▼

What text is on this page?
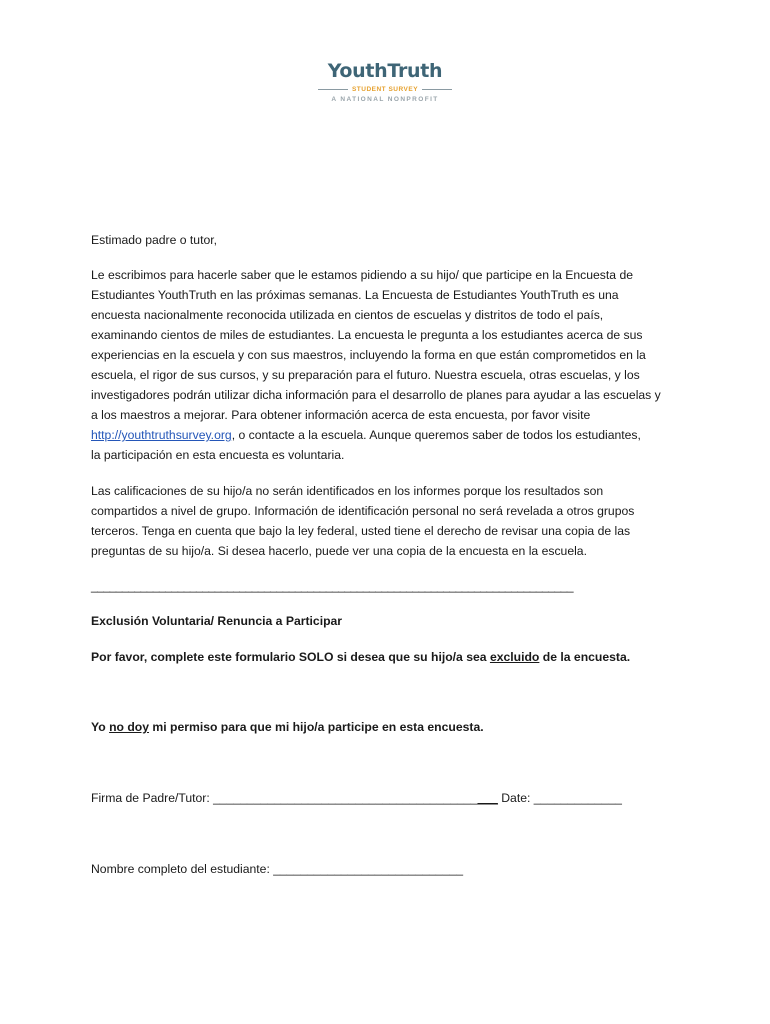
YouthTruth
STUDENT SURVEY
A NATIONAL NONPROFIT
Estimado padre o tutor,

Le escribimos para hacerle saber que le estamos pidiendo a su hijo/ que participe en la Encuesta de

Estudiantes YouthTruth en las próximas semanas. La Encuesta de Estudiantes YouthTruth es una

encuesta nacionalmente reconocida utilizada en cientos de escuelas y distritos de todo el país,

examinando cientos de miles de estudiantes. La encuesta le pregunta a los estudiantes acerca de sus

experiencias en la escuela y con sus maestros, incluyendo la forma en que están comprometidos en la

escuela, el rigor de sus cursos, y su preparación para el futuro. Nuestra escuela, otras escuelas, y los

investigadores podrán utilizar dicha información para el desarrollo de planes para ayudar a las escuelas y

a los maestros a mejorar. Para obtener información acerca de esta encuesta, por favor visite

http://youthtruthsurvey.org, o contacte a la escuela. Aunque queremos saber de todos los estudiantes,

la participación en esta encuesta es voluntaria.

Las calificaciones de su hijo/a no serán identificados en los informes porque los resultados son

compartidos a nivel de grupo. Información de identificación personal no será revelada a otros grupos

terceros. Tenga en cuenta que bajo la ley federal, usted tiene el derecho de revisar una copia de las

preguntas de su hijo/a. Si desea hacerlo, puede ver una copia de la encuesta en la escuela.

______________________________________________________________________________
Exclusión Voluntaria/ Renuncia a Participar
Por favor, complete este formulario SOLO si desea que su hijo/a sea excluido de la encuesta.
Yo no doy mi permiso para que mi hijo/a participe en esta encuesta.
Firma de Padre/Tutor: __________________________________________ Date: _____________
Nombre completo del estudiante: ____________________________
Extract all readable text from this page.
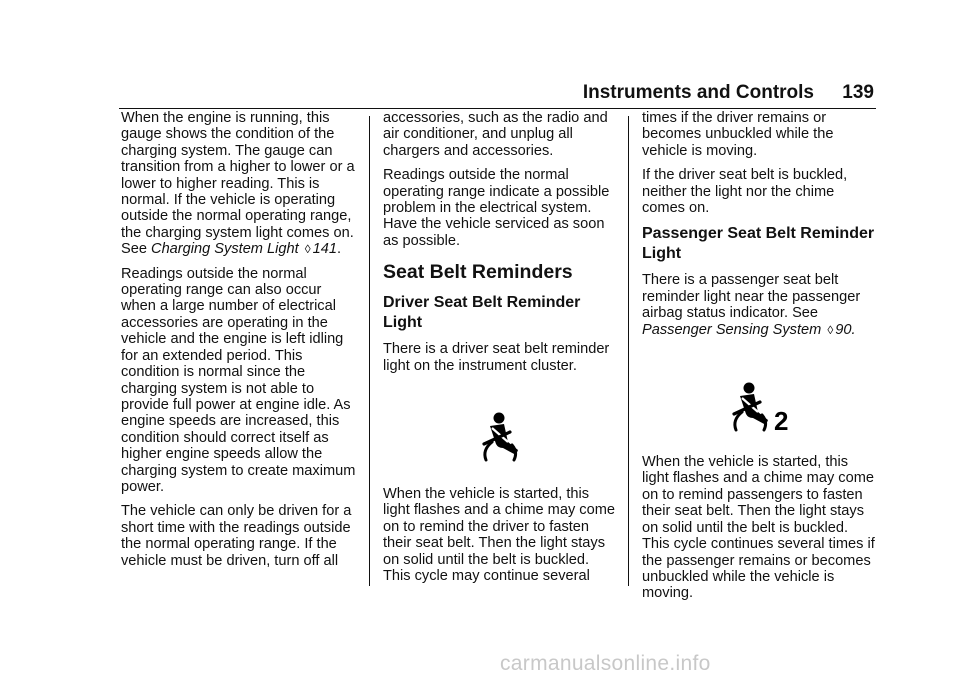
Instruments and Controls 139

When the engine is running, this gauge shows the condition of the charging system. The gauge can transition from a higher to lower or a lower to higher reading. This is normal. If the vehicle is operating outside the normal operating range, the charging system light comes on. See Charging System Light ◊ 141.

Readings outside the normal operating range can also occur when a large number of electrical accessories are operating in the vehicle and the engine is left idling for an extended period. This condition is normal since the charging system is not able to provide full power at engine idle. As engine speeds are increased, this condition should correct itself as higher engine speeds allow the charging system to create maximum power.

The vehicle can only be driven for a short time with the readings outside the normal operating range. If the vehicle must be driven, turn off all

accessories, such as the radio and air conditioner, and unplug all chargers and accessories.

Readings outside the normal operating range indicate a possible problem in the electrical system. Have the vehicle serviced as soon as possible.

Seat Belt Reminders
Driver Seat Belt Reminder Light

There is a driver seat belt reminder light on the instrument cluster.

When the vehicle is started, this light flashes and a chime may come on to remind the driver to fasten their seat belt. Then the light stays on solid until the belt is buckled. This cycle may continue several

times if the driver remains or becomes unbuckled while the vehicle is moving.

If the driver seat belt is buckled, neither the light nor the chime comes on.

Passenger Seat Belt Reminder Light

There is a passenger seat belt reminder light near the passenger airbag status indicator. See Passenger Sensing System ◊ 90.

2

When the vehicle is started, this light flashes and a chime may come on to remind passengers to fasten their seat belt. Then the light stays on solid until the belt is buckled. This cycle continues several times if the passenger remains or becomes unbuckled while the vehicle is moving.

carmanualsonline.info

▲

Written task -
Go through the entries above and count the lines containing the word "while"; give only that count.

Finished task -
2